Backup to S3

  1. Requirements
  2. Define a remote
  3. Check remote status
  4. Install sample package and run operations
  5. Push run to S3
  6. Restore run from S3
  7. Delete run from S3
  8. Manage runs in S3

This guide describes how to use S3 to backup runs.

Requirements

Define a remote

Guild remotes are defined in ~/.guild/config.yml. You must edit this file to add and modify remote definitions.

In this guide we add a remote named s3‑backup that will serve as a backup location in S3 for runs.

Modify ~/.guild/config.yml and add the following at the end of the file:

remotes:
  s3-backup:
    type: s3
    description: Backups on S3
    bucket: <your S3 bucket>
    root: guild-backups

Note

If you already have a remotes section, add s3‑backup within that section—don’t add a second remotes section.

Save your changes to ~/.guild/config.yml.

In a command console, list available remotes:

guild remotes

Guild should show:

s3-backup        Backups on S3

If you don’t see the remote or Guild exits with an error, verify the step above and try again.

Check remote status

Use remote status to check status for s3‑backup:

guild remote status s3-backup

Guild should exit with this error message:

guild: missing required AWS_ACCESS_KEY_ID environment variable

Guild requires AWS access keys to check server status in S3. You must define the following two environment variables to use EC2 remotes in Guild:

AWS_ACCESS_KEY_ID
Access key ID for your AWS security credentials.
AWS_SECRET_ACCESS_KEY
Secret access key for your AWS security credentials.

Note

If you don’t have these values, refer to Requirements above for help.

Define the required environment variables, replacing <...> with your access key values:

AWS_ACCESS_KEY_ID=<your access key id>
AWS_SECRET_ACCESS_KEY=<your secret access key>

Check status again:

guild remote status s3-backup

Guild should show:

s3-backup (S3 bucket guild-dev-backup) is available

If Guild exits with an error, verify that the requirements above are met. If you cannot resolve the issue, open an issue on GitHub.

Important

Do not post AWS security credentials to GitHub issues or otherwise make them available in plain text to others.

Install sample package and run operations

To illustrate backing up runs to S3, we need to first generate some runs. We use the gpkg.mnist package in this guide, but any Guild project or package will work.

Install gpkg.mnist:

guild install gpkg.mnist

To verify installation, list available operations for mnist:

guild operations mnist

Verify that you see the following:

gpkg.mnist/cnn:evaluate     Evaluate a trained CNN
gpkg.mnist/cnn:train        Train the CNN
gpkg.mnist/logreg:evaluate  Evaluate a trained logistic regression
gpkg.mnist/logreg:train     Train the logistic regression
gpkg.mnist/samples:prepare  Generate a set of sample MNIST images

Run train for the logreg model:

guild run logreg:train

Press Enter to confirm.

----

*WORK INSTRUCTIONS*.
#1 Render this sentence from the S3 backup guide into Spanish: "Do not post AWS security credentials to GitHub issues or otherwise make them available in plain text to others."
#2 Carry on the S3 backup guide from the point at which it stops.
The lines below bear no relation to the S3 backup guide.

----

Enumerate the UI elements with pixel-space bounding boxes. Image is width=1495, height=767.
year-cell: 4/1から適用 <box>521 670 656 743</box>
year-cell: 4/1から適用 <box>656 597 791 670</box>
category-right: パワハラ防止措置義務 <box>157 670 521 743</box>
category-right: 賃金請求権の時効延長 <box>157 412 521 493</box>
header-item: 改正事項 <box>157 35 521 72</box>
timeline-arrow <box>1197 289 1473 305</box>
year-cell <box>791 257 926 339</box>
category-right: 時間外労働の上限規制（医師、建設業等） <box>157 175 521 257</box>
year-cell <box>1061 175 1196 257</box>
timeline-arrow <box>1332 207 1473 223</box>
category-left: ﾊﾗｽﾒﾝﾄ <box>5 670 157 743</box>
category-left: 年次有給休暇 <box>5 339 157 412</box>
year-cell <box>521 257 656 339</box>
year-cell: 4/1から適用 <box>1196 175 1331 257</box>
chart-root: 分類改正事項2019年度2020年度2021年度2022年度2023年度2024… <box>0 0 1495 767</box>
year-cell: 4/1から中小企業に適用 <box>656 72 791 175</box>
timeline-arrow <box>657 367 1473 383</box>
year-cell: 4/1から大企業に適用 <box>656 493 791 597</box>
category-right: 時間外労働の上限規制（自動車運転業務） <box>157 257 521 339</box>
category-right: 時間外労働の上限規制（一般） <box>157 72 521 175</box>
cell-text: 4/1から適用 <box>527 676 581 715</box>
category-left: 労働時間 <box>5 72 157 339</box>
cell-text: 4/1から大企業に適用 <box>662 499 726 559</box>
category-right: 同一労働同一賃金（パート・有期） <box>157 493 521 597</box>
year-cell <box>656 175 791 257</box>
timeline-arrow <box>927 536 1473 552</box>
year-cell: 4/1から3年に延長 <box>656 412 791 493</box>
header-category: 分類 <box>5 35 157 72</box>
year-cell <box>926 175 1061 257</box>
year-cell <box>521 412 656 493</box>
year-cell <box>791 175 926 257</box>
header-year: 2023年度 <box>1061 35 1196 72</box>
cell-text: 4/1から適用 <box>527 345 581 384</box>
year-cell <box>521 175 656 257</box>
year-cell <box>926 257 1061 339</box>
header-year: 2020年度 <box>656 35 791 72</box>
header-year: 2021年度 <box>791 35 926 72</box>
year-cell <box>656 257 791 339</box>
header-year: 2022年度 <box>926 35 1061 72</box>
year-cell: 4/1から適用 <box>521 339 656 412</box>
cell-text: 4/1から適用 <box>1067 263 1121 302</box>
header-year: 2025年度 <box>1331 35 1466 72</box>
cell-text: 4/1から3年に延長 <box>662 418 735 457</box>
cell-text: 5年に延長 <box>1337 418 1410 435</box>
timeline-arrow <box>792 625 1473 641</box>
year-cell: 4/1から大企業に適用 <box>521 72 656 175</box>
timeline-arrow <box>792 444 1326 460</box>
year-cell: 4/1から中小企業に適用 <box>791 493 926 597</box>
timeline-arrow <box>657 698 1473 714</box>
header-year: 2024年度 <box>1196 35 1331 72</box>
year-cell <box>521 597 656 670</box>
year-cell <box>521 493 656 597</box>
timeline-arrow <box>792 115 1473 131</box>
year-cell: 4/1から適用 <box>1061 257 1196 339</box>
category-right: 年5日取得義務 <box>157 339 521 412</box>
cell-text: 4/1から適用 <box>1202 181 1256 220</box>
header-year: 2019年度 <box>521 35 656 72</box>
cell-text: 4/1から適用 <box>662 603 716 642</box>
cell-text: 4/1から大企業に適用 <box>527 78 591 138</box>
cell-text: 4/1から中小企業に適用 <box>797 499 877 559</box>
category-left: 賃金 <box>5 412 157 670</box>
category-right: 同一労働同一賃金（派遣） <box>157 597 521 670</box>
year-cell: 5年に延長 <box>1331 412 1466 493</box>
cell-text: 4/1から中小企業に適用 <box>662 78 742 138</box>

----

*EXPECTED RESPONSES*.
#1 No publique credenciales de seguridad de AWS en incidencias de GitHub ni las ponga a disposición de otras personas en texto plano de ningún otro modo.

#2
Guild trains the model for ten epochs. When the run is finished, list available runs:

guild runs

You should see the following run (ID and dates will differ):

[1:d6e12108]  gpkg.mnist/logreg:train  2018-10-26 04:23:46  completed

If you see other runs that’s okay. We just backup this run in this guide.

Push run to S3

With our S3 remote and a training run, we’re ready to backup.

Use the push command to backup the latest run to s3‑backup:

guild push --operation gpkg.mnist/logreg:train 1 s3-backup

The use of ‑‑operation limits the command to operations matching the specified value. The value 1 indicates that only the latest run should be copied. The command can be read to mean “copy the latest MNIST logreg training run to the S3 backup”.

Verify that the gpkg.mnist/logreg:train run will be copied and press Enter.

Guild copies the run to the configured S3 bucket under the guild‑backups root path. You may use the AWS console or other S3 bucket browser to verify.

Note

You can copy all available runs by omitting run selection options—e.g. by using guild push s3‑backup. Refer to the push command for details.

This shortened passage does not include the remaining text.